◆ What is being asked ◆
Copy every line of the records below where the word "JSON" occurs.

◆ Supplied records ◆
....
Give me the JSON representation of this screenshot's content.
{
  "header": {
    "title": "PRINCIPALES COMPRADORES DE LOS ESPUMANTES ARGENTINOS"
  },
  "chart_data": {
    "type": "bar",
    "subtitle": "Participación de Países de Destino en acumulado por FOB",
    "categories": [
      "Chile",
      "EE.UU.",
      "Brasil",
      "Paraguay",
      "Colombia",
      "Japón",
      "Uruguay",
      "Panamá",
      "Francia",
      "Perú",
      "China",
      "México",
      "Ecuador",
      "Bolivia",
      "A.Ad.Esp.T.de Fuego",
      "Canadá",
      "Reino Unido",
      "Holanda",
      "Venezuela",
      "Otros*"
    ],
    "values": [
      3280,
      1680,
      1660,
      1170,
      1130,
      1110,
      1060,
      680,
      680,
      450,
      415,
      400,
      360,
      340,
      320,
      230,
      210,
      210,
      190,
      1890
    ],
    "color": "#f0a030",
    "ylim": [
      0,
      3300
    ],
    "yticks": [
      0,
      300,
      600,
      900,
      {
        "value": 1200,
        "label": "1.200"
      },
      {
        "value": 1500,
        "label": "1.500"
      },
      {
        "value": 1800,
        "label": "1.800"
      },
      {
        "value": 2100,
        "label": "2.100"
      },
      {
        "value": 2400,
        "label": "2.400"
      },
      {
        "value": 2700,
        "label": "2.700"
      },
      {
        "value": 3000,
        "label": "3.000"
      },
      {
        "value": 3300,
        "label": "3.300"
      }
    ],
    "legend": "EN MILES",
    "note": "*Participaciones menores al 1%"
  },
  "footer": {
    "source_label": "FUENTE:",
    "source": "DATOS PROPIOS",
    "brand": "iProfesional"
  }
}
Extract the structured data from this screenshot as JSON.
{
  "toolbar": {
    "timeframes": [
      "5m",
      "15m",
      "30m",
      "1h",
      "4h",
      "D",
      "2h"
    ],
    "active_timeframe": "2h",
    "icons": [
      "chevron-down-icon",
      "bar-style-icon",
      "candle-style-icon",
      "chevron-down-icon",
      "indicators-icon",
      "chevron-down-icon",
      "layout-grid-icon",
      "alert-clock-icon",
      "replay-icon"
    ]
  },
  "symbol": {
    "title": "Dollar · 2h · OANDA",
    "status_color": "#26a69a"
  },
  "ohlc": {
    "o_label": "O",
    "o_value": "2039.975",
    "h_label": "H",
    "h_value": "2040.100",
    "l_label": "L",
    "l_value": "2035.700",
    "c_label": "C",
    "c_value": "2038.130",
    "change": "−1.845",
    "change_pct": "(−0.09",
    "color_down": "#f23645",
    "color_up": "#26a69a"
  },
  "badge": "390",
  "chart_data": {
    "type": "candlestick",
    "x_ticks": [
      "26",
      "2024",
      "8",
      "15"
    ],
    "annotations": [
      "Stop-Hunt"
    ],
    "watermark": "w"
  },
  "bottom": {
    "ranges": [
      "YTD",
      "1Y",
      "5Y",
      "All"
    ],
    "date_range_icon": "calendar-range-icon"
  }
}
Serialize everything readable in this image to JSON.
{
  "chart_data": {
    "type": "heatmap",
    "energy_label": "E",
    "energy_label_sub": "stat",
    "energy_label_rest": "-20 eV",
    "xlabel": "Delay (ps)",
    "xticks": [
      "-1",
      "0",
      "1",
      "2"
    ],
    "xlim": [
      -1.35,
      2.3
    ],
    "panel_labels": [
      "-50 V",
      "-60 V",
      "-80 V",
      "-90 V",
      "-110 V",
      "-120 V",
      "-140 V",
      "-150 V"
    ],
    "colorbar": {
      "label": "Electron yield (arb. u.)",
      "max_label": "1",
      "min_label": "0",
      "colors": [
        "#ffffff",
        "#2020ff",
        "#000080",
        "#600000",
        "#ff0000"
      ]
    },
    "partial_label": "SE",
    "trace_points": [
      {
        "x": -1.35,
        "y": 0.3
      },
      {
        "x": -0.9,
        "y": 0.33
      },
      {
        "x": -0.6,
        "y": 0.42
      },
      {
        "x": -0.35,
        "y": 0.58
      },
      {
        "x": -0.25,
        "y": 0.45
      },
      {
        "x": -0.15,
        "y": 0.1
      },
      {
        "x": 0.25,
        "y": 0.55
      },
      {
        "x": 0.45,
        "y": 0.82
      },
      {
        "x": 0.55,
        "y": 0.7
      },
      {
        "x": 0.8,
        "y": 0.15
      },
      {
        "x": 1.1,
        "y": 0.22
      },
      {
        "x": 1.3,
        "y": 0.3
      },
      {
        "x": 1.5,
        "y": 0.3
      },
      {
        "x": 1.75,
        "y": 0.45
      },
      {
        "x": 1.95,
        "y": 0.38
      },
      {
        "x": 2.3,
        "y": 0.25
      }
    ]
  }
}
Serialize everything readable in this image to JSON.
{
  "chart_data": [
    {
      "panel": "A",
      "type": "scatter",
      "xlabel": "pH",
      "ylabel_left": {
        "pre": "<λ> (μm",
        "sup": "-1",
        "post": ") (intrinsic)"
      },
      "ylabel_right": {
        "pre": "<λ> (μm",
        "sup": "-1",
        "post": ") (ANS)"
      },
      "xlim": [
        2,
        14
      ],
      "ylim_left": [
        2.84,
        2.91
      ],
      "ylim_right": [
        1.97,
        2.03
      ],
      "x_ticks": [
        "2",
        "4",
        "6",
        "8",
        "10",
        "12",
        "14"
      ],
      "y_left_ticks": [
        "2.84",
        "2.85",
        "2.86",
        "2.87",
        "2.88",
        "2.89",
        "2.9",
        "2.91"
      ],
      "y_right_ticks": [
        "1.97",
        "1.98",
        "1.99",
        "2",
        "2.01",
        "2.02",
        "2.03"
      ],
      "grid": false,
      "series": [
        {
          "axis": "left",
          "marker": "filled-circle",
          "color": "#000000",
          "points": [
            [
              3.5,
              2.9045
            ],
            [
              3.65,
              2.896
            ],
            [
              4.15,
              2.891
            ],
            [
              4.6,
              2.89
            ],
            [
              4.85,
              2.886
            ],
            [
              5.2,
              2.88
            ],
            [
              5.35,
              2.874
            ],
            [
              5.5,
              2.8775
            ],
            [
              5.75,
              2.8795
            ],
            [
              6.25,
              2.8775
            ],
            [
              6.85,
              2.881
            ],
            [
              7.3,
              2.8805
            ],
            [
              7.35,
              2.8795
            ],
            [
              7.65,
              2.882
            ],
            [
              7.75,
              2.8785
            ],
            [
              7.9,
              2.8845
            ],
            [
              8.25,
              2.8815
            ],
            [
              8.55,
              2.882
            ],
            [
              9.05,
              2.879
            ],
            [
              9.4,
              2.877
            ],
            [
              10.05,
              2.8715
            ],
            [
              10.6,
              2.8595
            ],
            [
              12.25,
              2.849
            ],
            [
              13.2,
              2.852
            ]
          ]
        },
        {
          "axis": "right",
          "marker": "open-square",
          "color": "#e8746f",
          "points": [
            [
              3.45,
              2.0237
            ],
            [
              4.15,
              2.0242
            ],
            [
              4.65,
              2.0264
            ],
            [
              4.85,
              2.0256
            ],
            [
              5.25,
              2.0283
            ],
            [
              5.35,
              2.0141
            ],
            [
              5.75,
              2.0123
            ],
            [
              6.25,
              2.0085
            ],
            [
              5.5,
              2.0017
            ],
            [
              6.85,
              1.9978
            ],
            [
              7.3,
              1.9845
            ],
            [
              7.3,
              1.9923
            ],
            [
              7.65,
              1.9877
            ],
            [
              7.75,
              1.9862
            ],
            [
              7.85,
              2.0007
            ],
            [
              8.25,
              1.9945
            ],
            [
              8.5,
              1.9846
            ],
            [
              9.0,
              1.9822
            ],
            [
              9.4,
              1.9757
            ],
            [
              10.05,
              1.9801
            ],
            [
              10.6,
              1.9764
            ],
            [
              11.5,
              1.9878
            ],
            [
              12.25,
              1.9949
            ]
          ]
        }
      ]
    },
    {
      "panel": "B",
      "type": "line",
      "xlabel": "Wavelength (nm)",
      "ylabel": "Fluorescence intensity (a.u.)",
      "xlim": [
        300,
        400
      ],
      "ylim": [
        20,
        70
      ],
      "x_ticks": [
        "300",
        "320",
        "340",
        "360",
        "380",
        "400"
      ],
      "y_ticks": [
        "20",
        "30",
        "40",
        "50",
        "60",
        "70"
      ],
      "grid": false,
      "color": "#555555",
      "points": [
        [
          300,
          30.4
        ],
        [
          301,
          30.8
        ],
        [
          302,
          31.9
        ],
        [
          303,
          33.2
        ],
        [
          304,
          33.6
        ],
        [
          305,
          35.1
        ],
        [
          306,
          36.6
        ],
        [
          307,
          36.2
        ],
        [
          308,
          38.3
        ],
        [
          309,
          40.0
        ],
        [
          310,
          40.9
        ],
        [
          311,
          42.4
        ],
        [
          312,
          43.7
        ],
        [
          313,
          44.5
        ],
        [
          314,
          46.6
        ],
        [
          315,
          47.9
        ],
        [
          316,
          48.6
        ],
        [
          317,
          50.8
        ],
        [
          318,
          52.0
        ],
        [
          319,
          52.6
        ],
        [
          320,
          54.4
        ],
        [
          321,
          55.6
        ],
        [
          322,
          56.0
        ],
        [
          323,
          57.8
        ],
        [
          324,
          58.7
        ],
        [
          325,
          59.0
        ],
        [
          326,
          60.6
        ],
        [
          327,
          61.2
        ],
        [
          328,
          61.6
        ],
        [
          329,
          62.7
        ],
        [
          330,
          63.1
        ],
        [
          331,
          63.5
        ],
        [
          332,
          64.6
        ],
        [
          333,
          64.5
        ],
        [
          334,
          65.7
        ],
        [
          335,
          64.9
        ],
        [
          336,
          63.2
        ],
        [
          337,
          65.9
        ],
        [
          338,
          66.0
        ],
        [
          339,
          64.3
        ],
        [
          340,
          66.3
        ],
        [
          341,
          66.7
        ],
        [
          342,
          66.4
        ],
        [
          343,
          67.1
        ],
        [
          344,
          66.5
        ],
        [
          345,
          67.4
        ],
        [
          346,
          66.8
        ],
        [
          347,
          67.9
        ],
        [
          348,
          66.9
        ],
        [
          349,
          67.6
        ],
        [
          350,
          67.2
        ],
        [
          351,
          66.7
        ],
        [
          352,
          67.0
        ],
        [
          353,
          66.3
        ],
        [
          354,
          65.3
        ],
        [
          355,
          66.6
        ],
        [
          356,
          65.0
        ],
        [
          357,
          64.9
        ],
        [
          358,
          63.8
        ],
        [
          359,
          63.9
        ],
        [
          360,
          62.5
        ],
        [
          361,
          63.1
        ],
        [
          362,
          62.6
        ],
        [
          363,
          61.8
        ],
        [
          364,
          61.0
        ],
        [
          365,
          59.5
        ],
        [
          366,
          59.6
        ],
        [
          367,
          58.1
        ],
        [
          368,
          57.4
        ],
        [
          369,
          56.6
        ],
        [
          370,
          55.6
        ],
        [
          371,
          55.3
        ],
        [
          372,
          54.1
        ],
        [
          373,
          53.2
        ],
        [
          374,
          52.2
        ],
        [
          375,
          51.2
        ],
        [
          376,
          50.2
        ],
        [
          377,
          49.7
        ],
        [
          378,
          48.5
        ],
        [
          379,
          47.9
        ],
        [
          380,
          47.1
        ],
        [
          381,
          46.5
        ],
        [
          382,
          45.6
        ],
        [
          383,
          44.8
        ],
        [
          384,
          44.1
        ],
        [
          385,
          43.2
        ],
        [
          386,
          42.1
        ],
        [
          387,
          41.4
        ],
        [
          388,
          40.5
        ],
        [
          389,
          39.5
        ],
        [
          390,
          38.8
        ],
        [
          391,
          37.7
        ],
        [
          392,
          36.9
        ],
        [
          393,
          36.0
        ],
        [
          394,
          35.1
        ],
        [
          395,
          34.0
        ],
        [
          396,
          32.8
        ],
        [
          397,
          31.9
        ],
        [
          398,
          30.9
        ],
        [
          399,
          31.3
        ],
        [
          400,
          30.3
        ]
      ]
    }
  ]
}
....
◆ Task output ◆
Give me the JSON representation of this screenshot's content.
Extract the structured data from this screenshot as JSON.
Serialize everything readable in this image to JSON.
Serialize everything readable in this image to JSON.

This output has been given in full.